- _WHAT TO DO_: Show all lines holding the string "bezpieczeństwa".

===== ENTRIES SHOWN

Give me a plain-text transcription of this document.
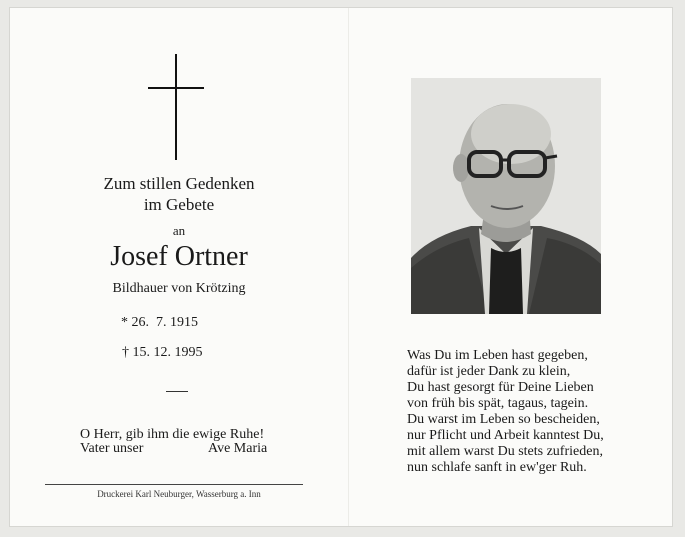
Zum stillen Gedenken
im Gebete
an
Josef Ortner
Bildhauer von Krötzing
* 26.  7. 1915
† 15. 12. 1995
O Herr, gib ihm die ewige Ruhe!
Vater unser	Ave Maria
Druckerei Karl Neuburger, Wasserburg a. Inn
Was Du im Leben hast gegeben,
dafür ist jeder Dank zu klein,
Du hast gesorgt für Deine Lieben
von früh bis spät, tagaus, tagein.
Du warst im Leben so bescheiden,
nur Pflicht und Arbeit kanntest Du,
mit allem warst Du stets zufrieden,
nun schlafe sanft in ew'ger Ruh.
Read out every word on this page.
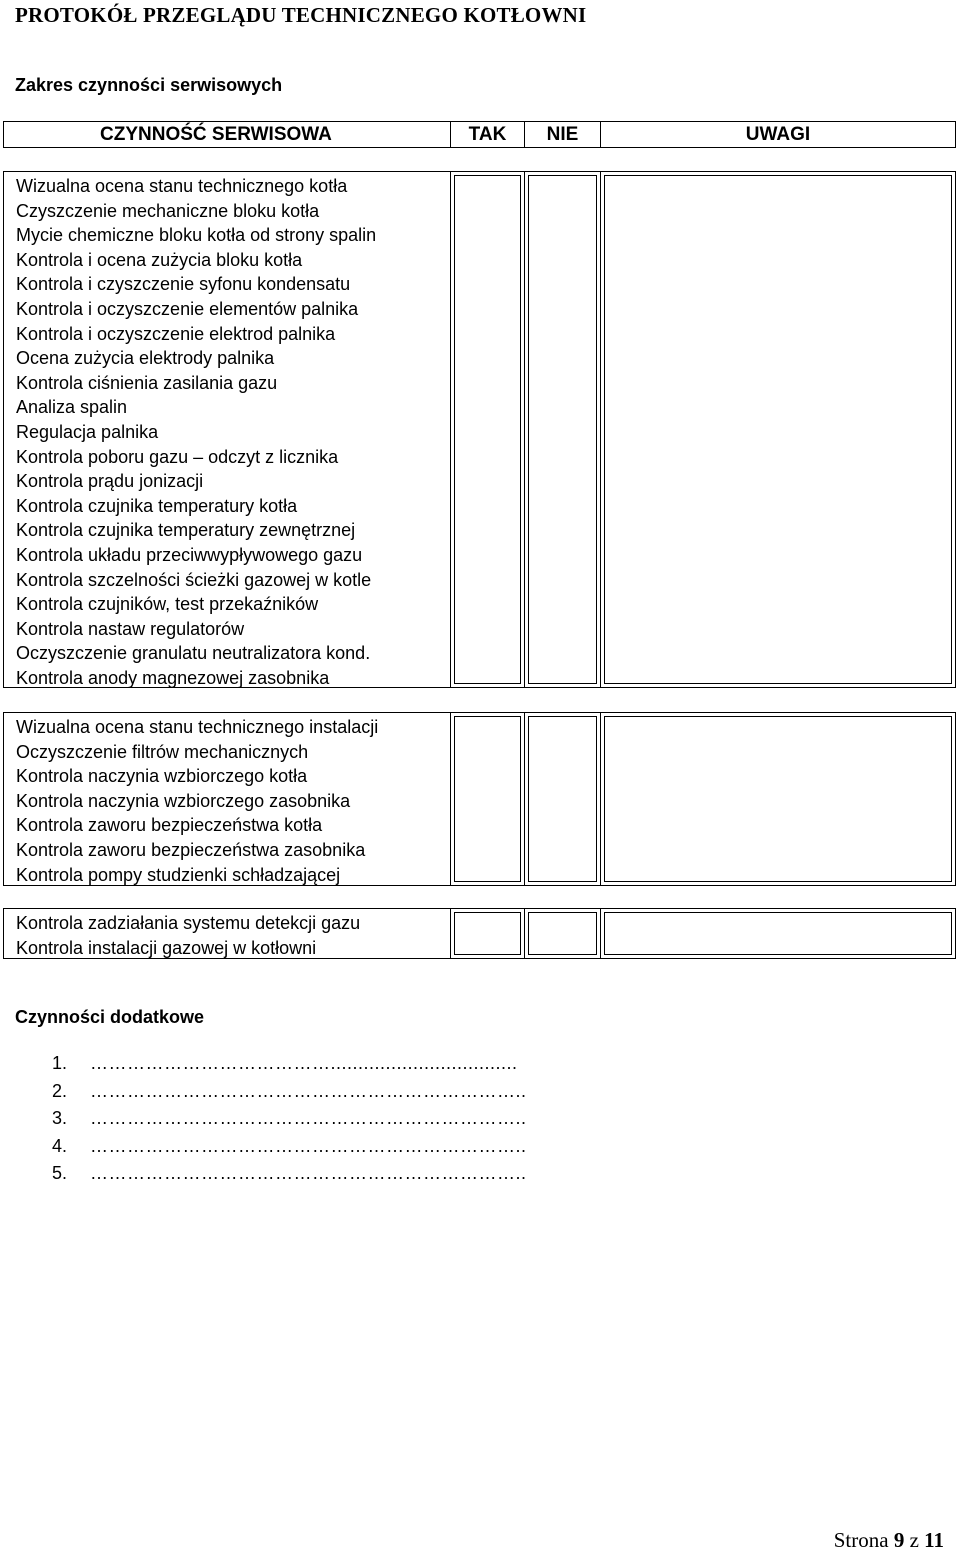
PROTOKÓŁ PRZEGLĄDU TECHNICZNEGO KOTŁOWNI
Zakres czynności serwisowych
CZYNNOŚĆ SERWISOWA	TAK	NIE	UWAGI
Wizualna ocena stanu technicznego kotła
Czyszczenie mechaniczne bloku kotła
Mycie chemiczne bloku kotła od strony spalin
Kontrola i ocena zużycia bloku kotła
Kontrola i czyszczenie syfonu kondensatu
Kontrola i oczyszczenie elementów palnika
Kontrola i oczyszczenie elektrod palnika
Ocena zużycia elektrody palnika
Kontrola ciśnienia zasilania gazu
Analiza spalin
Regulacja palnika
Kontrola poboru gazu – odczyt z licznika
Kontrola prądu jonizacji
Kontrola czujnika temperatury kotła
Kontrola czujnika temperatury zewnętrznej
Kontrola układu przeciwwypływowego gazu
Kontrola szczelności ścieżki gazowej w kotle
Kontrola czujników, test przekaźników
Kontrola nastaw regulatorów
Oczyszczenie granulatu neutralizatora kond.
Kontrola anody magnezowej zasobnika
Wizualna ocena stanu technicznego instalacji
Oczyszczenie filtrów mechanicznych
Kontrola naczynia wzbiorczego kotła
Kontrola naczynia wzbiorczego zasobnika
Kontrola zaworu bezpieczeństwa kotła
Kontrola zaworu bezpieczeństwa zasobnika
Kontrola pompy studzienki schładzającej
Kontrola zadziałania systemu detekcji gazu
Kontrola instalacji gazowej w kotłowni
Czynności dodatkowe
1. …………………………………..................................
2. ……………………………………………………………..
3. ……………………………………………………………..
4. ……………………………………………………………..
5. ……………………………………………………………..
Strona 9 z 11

==========

- _RESPONSE TO THE TASK_:
Kontrola zaworu bezpieczeństwa kotła
Kontrola zaworu bezpieczeństwa zasobnika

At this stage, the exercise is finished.